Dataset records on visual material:
- - - - -

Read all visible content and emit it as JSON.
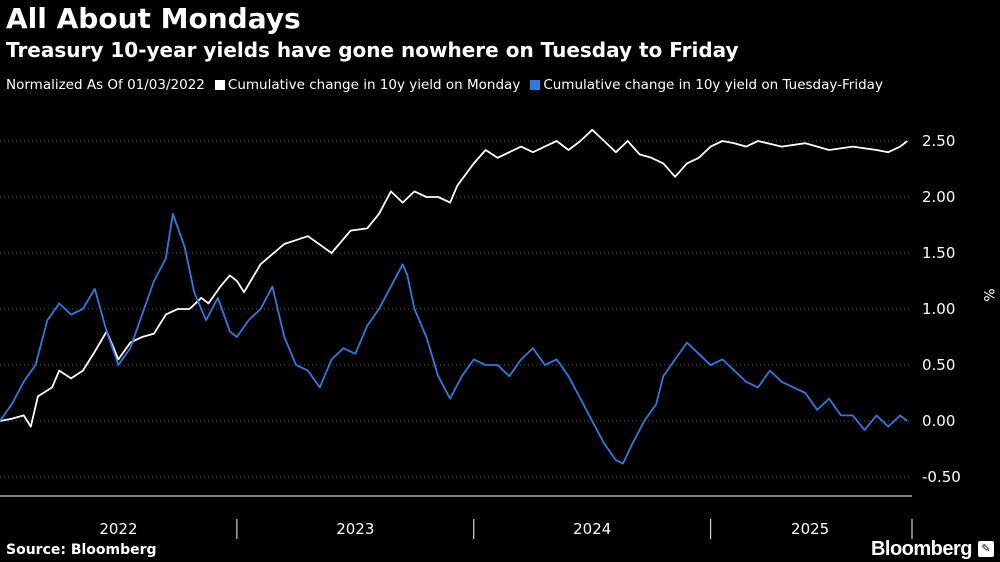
{
  "header": {
    "title": "All About Mondays",
    "subtitle": "Treasury 10-year yields have gone nowhere on Tuesday to Friday"
  },
  "legend": {
    "note": "Normalized As Of 01/03/2022",
    "items": [
      {
        "label": "Cumulative change in 10y yield on Monday",
        "color": "#ffffff"
      },
      {
        "label": "Cumulative change in 10y yield on Tuesday-Friday",
        "color": "#2e7be0"
      }
    ]
  },
  "footer": {
    "source": "Source: Bloomberg",
    "brand": "Bloomberg",
    "brand_icon": "bloomberg-logo-icon"
  },
  "chart_data": {
    "type": "line",
    "title": "All About Mondays",
    "xlabel": "",
    "ylabel": "%",
    "ylim": [
      -0.6,
      2.8
    ],
    "xlim": [
      2022.0,
      2025.85
    ],
    "yticks": [
      2.5,
      2.0,
      1.5,
      1.0,
      0.5,
      0.0,
      -0.5
    ],
    "ytick_labels": [
      "2.50",
      "2.00",
      "1.50",
      "1.00",
      "0.50",
      "0.00",
      "-0.50"
    ],
    "xticks": [
      {
        "label": "2022",
        "center": 2022.5
      },
      {
        "label": "2023",
        "center": 2023.5
      },
      {
        "label": "2024",
        "center": 2024.5
      },
      {
        "label": "2025",
        "center": 2025.42
      }
    ],
    "year_dividers": [
      2023.0,
      2024.0,
      2025.0,
      2025.85
    ],
    "grid": true,
    "legend": "top-left",
    "series": [
      {
        "name": "Cumulative change in 10y yield on Monday",
        "color": "#ffffff",
        "points": [
          [
            2022.0,
            0.0
          ],
          [
            2022.05,
            0.02
          ],
          [
            2022.1,
            0.05
          ],
          [
            2022.13,
            -0.05
          ],
          [
            2022.16,
            0.22
          ],
          [
            2022.22,
            0.3
          ],
          [
            2022.25,
            0.45
          ],
          [
            2022.3,
            0.38
          ],
          [
            2022.35,
            0.45
          ],
          [
            2022.4,
            0.62
          ],
          [
            2022.45,
            0.8
          ],
          [
            2022.5,
            0.55
          ],
          [
            2022.55,
            0.7
          ],
          [
            2022.6,
            0.75
          ],
          [
            2022.65,
            0.78
          ],
          [
            2022.7,
            0.95
          ],
          [
            2022.75,
            1.0
          ],
          [
            2022.8,
            1.0
          ],
          [
            2022.85,
            1.1
          ],
          [
            2022.88,
            1.05
          ],
          [
            2022.93,
            1.2
          ],
          [
            2022.97,
            1.3
          ],
          [
            2023.0,
            1.25
          ],
          [
            2023.03,
            1.15
          ],
          [
            2023.1,
            1.4
          ],
          [
            2023.2,
            1.58
          ],
          [
            2023.3,
            1.65
          ],
          [
            2023.4,
            1.5
          ],
          [
            2023.48,
            1.7
          ],
          [
            2023.55,
            1.72
          ],
          [
            2023.6,
            1.85
          ],
          [
            2023.65,
            2.05
          ],
          [
            2023.7,
            1.95
          ],
          [
            2023.75,
            2.05
          ],
          [
            2023.8,
            2.0
          ],
          [
            2023.85,
            2.0
          ],
          [
            2023.9,
            1.95
          ],
          [
            2023.93,
            2.1
          ],
          [
            2024.0,
            2.3
          ],
          [
            2024.05,
            2.42
          ],
          [
            2024.1,
            2.35
          ],
          [
            2024.15,
            2.4
          ],
          [
            2024.2,
            2.45
          ],
          [
            2024.25,
            2.4
          ],
          [
            2024.3,
            2.45
          ],
          [
            2024.35,
            2.5
          ],
          [
            2024.4,
            2.42
          ],
          [
            2024.45,
            2.5
          ],
          [
            2024.5,
            2.6
          ],
          [
            2024.55,
            2.5
          ],
          [
            2024.6,
            2.4
          ],
          [
            2024.65,
            2.5
          ],
          [
            2024.7,
            2.38
          ],
          [
            2024.75,
            2.35
          ],
          [
            2024.8,
            2.3
          ],
          [
            2024.85,
            2.18
          ],
          [
            2024.9,
            2.3
          ],
          [
            2024.95,
            2.35
          ],
          [
            2025.0,
            2.45
          ],
          [
            2025.05,
            2.5
          ],
          [
            2025.1,
            2.48
          ],
          [
            2025.15,
            2.45
          ],
          [
            2025.2,
            2.5
          ],
          [
            2025.3,
            2.45
          ],
          [
            2025.4,
            2.48
          ],
          [
            2025.5,
            2.42
          ],
          [
            2025.6,
            2.45
          ],
          [
            2025.7,
            2.42
          ],
          [
            2025.75,
            2.4
          ],
          [
            2025.8,
            2.45
          ],
          [
            2025.83,
            2.5
          ]
        ]
      },
      {
        "name": "Cumulative change in 10y yield on Tuesday-Friday",
        "color": "#2e7be0",
        "points": [
          [
            2022.0,
            0.0
          ],
          [
            2022.05,
            0.15
          ],
          [
            2022.1,
            0.35
          ],
          [
            2022.15,
            0.5
          ],
          [
            2022.2,
            0.9
          ],
          [
            2022.25,
            1.05
          ],
          [
            2022.3,
            0.95
          ],
          [
            2022.35,
            1.0
          ],
          [
            2022.4,
            1.18
          ],
          [
            2022.45,
            0.8
          ],
          [
            2022.5,
            0.5
          ],
          [
            2022.55,
            0.65
          ],
          [
            2022.6,
            0.95
          ],
          [
            2022.65,
            1.25
          ],
          [
            2022.7,
            1.45
          ],
          [
            2022.73,
            1.85
          ],
          [
            2022.78,
            1.55
          ],
          [
            2022.82,
            1.15
          ],
          [
            2022.87,
            0.9
          ],
          [
            2022.92,
            1.1
          ],
          [
            2022.97,
            0.8
          ],
          [
            2023.0,
            0.75
          ],
          [
            2023.05,
            0.9
          ],
          [
            2023.1,
            1.0
          ],
          [
            2023.15,
            1.2
          ],
          [
            2023.2,
            0.75
          ],
          [
            2023.25,
            0.5
          ],
          [
            2023.3,
            0.45
          ],
          [
            2023.35,
            0.3
          ],
          [
            2023.4,
            0.55
          ],
          [
            2023.45,
            0.65
          ],
          [
            2023.5,
            0.6
          ],
          [
            2023.55,
            0.85
          ],
          [
            2023.6,
            1.0
          ],
          [
            2023.65,
            1.2
          ],
          [
            2023.7,
            1.4
          ],
          [
            2023.72,
            1.3
          ],
          [
            2023.75,
            1.0
          ],
          [
            2023.8,
            0.75
          ],
          [
            2023.85,
            0.4
          ],
          [
            2023.9,
            0.2
          ],
          [
            2023.95,
            0.4
          ],
          [
            2024.0,
            0.55
          ],
          [
            2024.05,
            0.5
          ],
          [
            2024.1,
            0.5
          ],
          [
            2024.15,
            0.4
          ],
          [
            2024.2,
            0.55
          ],
          [
            2024.25,
            0.65
          ],
          [
            2024.3,
            0.5
          ],
          [
            2024.35,
            0.55
          ],
          [
            2024.4,
            0.4
          ],
          [
            2024.45,
            0.2
          ],
          [
            2024.5,
            0.0
          ],
          [
            2024.55,
            -0.2
          ],
          [
            2024.6,
            -0.35
          ],
          [
            2024.63,
            -0.38
          ],
          [
            2024.67,
            -0.2
          ],
          [
            2024.72,
            0.0
          ],
          [
            2024.77,
            0.15
          ],
          [
            2024.8,
            0.4
          ],
          [
            2024.85,
            0.55
          ],
          [
            2024.9,
            0.7
          ],
          [
            2024.95,
            0.6
          ],
          [
            2025.0,
            0.5
          ],
          [
            2025.05,
            0.55
          ],
          [
            2025.1,
            0.45
          ],
          [
            2025.15,
            0.35
          ],
          [
            2025.2,
            0.3
          ],
          [
            2025.25,
            0.45
          ],
          [
            2025.3,
            0.35
          ],
          [
            2025.35,
            0.3
          ],
          [
            2025.4,
            0.25
          ],
          [
            2025.45,
            0.1
          ],
          [
            2025.5,
            0.2
          ],
          [
            2025.55,
            0.05
          ],
          [
            2025.6,
            0.05
          ],
          [
            2025.65,
            -0.08
          ],
          [
            2025.7,
            0.05
          ],
          [
            2025.75,
            -0.05
          ],
          [
            2025.8,
            0.05
          ],
          [
            2025.83,
            0.0
          ]
        ]
      }
    ]
  }
}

- - - - -

Look through the listing above. Pick out each line with "center" and copy it.

**OUTPUT OF THE EXERCISE**
        "center": 2022.5
        "center": 2023.5
        "center": 2024.5
        "center": 2025.42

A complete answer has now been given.